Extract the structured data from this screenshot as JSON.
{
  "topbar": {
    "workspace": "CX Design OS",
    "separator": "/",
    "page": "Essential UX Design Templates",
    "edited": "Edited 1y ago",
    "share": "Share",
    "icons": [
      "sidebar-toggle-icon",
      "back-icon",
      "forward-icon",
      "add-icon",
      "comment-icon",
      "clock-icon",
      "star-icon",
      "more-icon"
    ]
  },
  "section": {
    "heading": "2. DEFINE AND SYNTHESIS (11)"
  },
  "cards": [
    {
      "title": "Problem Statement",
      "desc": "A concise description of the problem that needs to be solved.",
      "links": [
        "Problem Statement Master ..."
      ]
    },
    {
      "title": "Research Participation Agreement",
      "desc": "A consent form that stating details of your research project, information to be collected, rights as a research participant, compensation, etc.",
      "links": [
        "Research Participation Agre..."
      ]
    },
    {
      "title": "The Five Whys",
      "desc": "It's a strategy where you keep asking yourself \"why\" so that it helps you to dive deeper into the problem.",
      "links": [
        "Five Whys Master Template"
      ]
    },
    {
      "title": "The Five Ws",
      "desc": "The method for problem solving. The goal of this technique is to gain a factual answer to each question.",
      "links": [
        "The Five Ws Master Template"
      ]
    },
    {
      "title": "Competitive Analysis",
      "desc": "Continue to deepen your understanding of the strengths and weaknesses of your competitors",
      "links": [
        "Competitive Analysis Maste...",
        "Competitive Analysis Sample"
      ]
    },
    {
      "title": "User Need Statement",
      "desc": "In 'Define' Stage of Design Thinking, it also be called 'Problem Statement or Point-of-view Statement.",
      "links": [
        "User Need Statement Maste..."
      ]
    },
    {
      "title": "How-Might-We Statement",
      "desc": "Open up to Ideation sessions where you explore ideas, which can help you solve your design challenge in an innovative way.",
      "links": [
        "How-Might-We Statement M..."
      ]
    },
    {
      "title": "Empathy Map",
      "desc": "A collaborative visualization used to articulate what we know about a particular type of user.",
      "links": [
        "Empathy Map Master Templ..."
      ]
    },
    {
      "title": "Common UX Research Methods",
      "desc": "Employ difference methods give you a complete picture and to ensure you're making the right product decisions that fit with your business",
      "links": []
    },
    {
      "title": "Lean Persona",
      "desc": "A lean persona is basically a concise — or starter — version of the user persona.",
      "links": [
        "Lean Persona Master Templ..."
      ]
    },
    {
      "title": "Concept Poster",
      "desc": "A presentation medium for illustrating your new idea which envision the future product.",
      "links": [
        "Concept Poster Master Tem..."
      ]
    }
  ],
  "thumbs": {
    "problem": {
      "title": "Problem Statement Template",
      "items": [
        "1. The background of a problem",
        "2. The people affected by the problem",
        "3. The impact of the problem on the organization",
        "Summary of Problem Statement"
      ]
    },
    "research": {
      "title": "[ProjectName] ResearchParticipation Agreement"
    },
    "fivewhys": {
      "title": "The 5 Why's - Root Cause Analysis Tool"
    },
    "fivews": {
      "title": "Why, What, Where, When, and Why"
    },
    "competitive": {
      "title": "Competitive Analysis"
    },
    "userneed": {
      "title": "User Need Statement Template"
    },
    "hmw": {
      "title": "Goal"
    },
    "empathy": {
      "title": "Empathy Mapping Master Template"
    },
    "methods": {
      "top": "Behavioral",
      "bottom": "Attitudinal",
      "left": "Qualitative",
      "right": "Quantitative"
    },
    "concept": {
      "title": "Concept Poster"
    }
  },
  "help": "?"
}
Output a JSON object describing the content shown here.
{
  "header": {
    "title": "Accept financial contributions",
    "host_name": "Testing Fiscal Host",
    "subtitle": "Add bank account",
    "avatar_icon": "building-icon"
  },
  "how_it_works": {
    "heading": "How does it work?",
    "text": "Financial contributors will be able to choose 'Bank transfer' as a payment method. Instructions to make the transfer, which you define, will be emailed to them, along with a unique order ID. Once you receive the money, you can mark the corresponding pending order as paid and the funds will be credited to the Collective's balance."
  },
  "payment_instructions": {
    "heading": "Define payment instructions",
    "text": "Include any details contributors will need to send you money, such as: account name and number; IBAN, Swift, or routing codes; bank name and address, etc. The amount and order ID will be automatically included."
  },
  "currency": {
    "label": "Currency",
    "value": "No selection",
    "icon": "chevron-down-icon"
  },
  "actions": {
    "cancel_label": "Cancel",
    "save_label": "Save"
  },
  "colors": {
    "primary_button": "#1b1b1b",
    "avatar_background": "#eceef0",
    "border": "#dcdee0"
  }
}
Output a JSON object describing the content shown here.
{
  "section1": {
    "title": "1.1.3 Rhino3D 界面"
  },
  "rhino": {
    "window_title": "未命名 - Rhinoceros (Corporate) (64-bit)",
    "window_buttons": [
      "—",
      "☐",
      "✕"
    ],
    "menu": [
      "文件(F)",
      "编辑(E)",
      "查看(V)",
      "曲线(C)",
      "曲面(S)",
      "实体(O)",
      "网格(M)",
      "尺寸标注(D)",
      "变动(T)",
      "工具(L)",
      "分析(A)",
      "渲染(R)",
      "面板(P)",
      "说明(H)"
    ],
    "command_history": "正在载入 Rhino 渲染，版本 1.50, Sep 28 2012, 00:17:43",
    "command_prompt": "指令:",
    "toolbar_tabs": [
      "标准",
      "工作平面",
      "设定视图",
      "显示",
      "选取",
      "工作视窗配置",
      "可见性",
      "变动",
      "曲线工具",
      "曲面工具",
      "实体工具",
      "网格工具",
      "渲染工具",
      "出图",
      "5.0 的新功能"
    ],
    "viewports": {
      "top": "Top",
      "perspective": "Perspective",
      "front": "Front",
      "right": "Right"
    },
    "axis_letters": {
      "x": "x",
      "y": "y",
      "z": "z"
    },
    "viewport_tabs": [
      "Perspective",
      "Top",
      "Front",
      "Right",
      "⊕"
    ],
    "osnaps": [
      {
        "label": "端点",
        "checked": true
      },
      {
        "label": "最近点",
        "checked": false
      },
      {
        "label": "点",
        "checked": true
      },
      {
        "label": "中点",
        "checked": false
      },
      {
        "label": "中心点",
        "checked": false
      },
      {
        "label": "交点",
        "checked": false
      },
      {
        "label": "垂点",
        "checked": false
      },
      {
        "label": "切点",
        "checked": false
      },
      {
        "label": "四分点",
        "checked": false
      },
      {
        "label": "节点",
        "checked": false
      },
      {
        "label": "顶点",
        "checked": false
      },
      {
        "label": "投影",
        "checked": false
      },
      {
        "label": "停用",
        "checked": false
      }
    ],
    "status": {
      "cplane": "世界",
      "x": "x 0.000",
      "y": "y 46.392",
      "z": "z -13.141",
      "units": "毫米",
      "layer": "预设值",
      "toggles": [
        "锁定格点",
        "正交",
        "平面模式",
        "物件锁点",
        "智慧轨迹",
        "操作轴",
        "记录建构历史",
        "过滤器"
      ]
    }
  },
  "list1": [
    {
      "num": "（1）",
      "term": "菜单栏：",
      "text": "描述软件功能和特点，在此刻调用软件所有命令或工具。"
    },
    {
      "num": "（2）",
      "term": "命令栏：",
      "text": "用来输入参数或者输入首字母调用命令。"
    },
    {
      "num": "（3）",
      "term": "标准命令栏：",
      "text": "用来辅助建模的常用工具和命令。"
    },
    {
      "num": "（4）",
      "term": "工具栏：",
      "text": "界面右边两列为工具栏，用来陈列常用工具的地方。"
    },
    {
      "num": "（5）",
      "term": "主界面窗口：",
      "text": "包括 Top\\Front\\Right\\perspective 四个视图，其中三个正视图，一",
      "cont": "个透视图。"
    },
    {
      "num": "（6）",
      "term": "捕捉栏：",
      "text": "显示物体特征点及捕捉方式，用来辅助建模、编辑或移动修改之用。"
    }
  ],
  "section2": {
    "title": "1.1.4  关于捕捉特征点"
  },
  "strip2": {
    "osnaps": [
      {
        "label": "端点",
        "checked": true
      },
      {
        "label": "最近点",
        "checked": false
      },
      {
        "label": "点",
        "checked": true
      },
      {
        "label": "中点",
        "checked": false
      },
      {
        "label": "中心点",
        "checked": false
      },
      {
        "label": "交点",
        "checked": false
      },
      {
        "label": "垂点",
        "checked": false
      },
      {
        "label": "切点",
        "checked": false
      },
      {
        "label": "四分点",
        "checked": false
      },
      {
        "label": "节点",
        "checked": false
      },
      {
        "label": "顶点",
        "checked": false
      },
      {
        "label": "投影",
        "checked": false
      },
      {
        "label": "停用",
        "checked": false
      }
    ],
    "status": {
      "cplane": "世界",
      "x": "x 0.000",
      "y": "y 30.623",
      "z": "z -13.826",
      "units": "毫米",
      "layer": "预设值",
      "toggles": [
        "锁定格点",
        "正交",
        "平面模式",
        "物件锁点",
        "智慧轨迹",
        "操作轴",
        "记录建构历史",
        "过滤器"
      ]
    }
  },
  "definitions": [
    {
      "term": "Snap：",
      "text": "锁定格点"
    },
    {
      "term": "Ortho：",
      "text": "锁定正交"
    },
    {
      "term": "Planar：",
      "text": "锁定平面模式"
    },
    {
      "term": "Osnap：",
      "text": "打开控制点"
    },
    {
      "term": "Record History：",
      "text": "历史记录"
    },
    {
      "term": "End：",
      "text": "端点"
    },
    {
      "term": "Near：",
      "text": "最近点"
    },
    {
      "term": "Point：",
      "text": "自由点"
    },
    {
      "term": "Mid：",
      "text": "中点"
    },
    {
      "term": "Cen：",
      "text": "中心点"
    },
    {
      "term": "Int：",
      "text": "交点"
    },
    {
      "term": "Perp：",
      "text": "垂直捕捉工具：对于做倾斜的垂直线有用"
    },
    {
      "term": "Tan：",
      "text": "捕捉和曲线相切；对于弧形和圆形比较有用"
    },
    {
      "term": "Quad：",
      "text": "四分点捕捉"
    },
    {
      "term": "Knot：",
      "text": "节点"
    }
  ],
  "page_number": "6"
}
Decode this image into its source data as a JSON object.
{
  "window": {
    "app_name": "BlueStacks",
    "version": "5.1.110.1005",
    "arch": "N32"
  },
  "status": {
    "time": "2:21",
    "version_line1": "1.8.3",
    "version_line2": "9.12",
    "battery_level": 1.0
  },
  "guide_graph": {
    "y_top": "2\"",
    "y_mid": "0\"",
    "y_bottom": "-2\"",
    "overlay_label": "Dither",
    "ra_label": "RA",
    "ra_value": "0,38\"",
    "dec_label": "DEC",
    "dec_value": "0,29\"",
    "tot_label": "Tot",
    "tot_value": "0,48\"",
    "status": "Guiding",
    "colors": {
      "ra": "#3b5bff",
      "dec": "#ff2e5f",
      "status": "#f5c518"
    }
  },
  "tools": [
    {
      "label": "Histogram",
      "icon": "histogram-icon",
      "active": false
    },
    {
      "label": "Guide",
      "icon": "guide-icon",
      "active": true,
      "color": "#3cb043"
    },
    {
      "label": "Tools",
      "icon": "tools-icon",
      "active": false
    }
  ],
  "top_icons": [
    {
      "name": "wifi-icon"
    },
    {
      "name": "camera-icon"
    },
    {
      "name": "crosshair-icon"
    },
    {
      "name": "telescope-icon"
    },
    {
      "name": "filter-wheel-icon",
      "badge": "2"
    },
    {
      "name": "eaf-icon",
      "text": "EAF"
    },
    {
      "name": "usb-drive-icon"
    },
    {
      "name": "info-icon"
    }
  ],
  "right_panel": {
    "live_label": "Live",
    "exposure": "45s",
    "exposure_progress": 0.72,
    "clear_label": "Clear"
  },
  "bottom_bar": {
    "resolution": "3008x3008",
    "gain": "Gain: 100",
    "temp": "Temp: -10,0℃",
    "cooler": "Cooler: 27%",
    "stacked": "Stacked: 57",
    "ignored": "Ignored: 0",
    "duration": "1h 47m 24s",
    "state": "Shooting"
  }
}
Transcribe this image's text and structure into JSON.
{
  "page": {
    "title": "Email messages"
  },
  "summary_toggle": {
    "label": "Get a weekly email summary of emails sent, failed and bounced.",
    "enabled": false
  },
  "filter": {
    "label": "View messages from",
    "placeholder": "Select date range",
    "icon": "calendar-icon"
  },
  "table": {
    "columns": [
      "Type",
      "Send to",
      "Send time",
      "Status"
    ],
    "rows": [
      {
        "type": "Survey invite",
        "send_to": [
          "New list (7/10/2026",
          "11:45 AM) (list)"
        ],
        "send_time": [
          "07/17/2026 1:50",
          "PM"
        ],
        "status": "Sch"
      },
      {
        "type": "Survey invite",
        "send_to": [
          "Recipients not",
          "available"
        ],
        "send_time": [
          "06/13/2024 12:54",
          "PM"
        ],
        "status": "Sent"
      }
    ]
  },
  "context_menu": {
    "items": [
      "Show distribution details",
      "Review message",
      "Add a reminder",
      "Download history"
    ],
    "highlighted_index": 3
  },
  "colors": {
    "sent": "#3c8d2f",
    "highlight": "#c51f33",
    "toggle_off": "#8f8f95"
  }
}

------------------------------------------------

▶ **What to work on**:
Look through the entries above for the word "details". Copy every line where it shows up.

▶ **Solved exercise**:
      "desc": "A consent form that stating details of your research project, information to be collected, rights as a research participant, compensation, etc.",
    "text": "Include any details contributors will need to send you money, such as: account name and number; IBAN, Swift, or routing codes; bank name and address, etc. The amount and order ID will be automatically included."
      "Show distribution details",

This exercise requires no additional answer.